## Start Input data

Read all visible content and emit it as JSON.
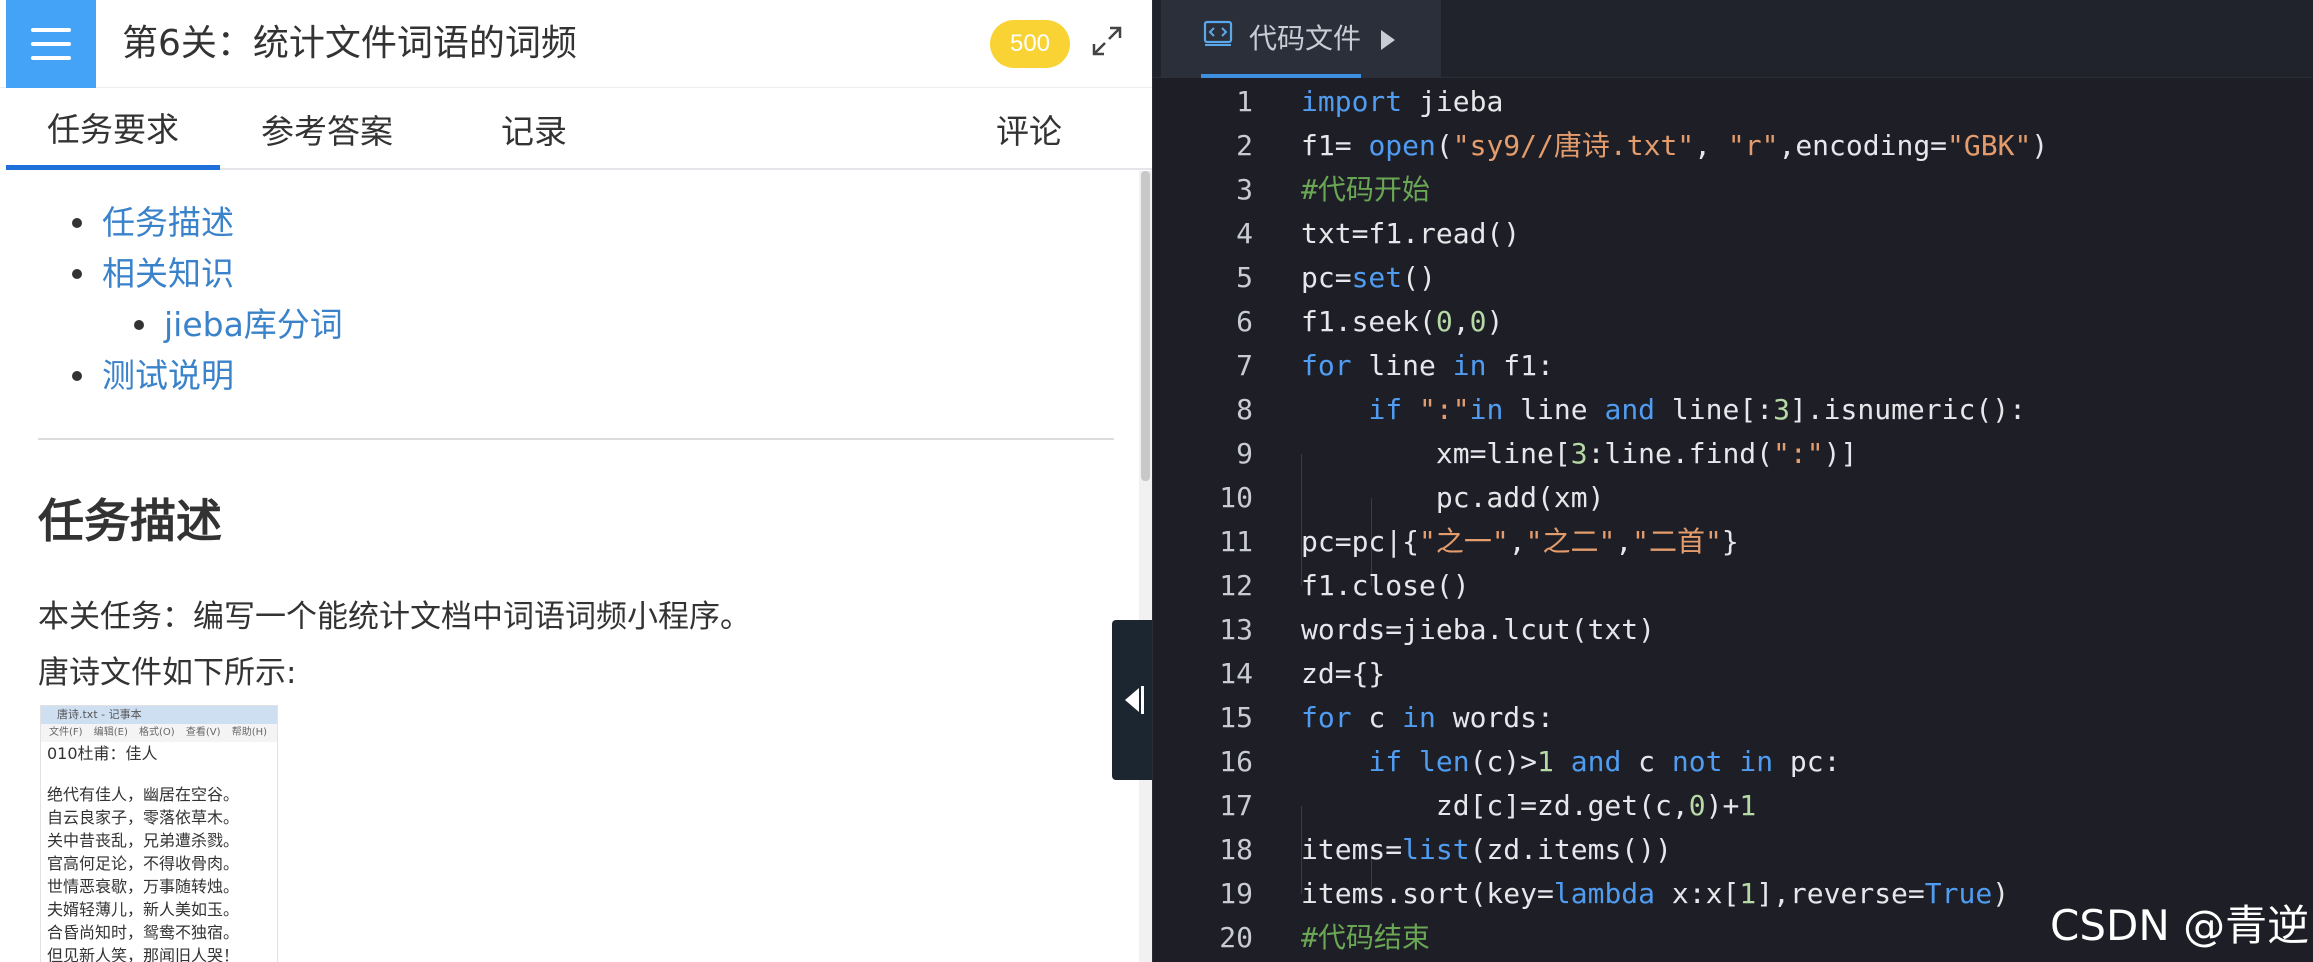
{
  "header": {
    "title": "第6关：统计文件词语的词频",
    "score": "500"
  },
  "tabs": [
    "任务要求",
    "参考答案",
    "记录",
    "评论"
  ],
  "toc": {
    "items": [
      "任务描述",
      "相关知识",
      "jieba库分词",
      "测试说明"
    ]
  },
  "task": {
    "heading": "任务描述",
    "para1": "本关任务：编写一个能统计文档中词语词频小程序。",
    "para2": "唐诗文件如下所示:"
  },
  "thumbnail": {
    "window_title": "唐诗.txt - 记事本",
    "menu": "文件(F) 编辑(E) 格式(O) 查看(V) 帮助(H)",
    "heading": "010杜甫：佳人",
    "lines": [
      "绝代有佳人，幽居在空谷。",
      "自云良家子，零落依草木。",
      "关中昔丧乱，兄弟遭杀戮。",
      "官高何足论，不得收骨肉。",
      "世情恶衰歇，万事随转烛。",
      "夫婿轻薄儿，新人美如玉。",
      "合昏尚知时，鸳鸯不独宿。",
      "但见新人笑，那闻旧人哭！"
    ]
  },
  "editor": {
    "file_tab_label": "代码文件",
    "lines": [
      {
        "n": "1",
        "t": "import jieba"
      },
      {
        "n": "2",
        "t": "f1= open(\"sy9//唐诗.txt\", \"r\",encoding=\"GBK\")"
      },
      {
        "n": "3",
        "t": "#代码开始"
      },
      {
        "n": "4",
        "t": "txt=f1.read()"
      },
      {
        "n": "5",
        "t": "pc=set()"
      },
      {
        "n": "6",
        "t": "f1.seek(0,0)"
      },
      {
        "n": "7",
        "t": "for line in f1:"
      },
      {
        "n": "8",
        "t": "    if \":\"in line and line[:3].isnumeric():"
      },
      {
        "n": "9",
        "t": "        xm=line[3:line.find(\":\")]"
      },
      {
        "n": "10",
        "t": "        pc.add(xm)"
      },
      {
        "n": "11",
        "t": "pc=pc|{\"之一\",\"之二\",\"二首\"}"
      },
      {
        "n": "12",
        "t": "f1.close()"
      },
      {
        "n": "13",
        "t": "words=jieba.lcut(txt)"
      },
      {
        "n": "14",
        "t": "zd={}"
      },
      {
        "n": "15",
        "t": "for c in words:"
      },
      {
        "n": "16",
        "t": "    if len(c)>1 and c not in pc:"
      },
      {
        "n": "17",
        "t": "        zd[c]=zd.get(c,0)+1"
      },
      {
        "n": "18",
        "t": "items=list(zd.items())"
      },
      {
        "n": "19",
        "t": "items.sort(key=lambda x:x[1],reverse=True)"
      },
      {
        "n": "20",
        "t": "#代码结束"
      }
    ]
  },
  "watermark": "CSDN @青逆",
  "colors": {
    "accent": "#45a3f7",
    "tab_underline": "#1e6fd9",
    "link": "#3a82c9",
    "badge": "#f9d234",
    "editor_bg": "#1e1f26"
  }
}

## End Input data
## Start Input data

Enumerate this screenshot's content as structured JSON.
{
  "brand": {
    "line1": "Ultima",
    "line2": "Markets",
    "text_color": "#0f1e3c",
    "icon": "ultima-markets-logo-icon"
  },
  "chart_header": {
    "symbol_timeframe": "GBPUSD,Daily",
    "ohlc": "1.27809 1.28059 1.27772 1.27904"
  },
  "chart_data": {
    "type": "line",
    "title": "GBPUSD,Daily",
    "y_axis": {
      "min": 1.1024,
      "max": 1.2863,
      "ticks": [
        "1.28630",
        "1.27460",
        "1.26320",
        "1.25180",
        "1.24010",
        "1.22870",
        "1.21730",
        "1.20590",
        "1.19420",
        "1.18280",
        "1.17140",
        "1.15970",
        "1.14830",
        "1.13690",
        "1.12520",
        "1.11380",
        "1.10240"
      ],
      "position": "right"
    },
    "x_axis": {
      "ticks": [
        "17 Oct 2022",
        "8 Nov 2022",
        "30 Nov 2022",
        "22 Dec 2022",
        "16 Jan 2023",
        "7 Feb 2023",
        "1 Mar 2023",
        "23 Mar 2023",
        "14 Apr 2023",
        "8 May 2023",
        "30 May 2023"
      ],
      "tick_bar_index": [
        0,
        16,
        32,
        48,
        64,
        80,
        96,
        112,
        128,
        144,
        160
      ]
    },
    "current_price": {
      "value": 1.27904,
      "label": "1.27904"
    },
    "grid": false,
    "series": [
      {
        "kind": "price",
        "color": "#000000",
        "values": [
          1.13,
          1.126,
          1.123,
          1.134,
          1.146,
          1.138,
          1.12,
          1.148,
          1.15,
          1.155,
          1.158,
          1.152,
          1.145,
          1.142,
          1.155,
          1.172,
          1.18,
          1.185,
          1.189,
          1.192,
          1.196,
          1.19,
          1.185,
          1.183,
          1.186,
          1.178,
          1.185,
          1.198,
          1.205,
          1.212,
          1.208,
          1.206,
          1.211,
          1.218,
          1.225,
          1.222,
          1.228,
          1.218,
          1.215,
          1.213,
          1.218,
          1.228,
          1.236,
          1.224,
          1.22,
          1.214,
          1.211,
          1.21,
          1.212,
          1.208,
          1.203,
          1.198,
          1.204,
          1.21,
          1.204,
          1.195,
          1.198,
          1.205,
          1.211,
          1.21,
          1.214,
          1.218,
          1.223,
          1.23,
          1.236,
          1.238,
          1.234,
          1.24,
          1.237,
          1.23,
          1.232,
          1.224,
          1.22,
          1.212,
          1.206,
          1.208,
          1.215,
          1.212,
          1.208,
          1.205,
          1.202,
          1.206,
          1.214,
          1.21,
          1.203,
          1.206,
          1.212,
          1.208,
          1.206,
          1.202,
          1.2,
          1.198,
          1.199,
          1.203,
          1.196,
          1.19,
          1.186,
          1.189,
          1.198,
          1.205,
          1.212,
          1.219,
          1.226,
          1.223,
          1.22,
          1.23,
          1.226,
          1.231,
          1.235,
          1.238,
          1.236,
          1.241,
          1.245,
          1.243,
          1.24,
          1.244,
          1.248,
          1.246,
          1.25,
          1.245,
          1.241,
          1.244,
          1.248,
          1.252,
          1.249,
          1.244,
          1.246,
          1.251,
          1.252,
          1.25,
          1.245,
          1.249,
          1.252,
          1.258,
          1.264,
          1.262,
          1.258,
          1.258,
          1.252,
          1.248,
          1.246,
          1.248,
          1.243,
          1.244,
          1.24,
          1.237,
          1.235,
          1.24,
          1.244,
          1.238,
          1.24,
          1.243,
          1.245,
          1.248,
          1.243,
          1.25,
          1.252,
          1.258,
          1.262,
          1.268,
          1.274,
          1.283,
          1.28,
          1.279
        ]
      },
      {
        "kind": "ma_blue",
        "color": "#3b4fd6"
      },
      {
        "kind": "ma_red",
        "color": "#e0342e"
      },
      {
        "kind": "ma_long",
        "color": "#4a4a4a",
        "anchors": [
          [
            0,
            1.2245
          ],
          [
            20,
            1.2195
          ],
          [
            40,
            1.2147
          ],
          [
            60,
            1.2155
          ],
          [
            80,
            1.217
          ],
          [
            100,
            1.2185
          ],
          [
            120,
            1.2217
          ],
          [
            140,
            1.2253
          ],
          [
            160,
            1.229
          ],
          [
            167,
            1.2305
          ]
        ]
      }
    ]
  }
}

## End Input data

What to do: Pull every line containing "words" out of the data above.

Output of the task:
        "t": "words=jieba.lcut(txt)"
        "t": "for c in words:"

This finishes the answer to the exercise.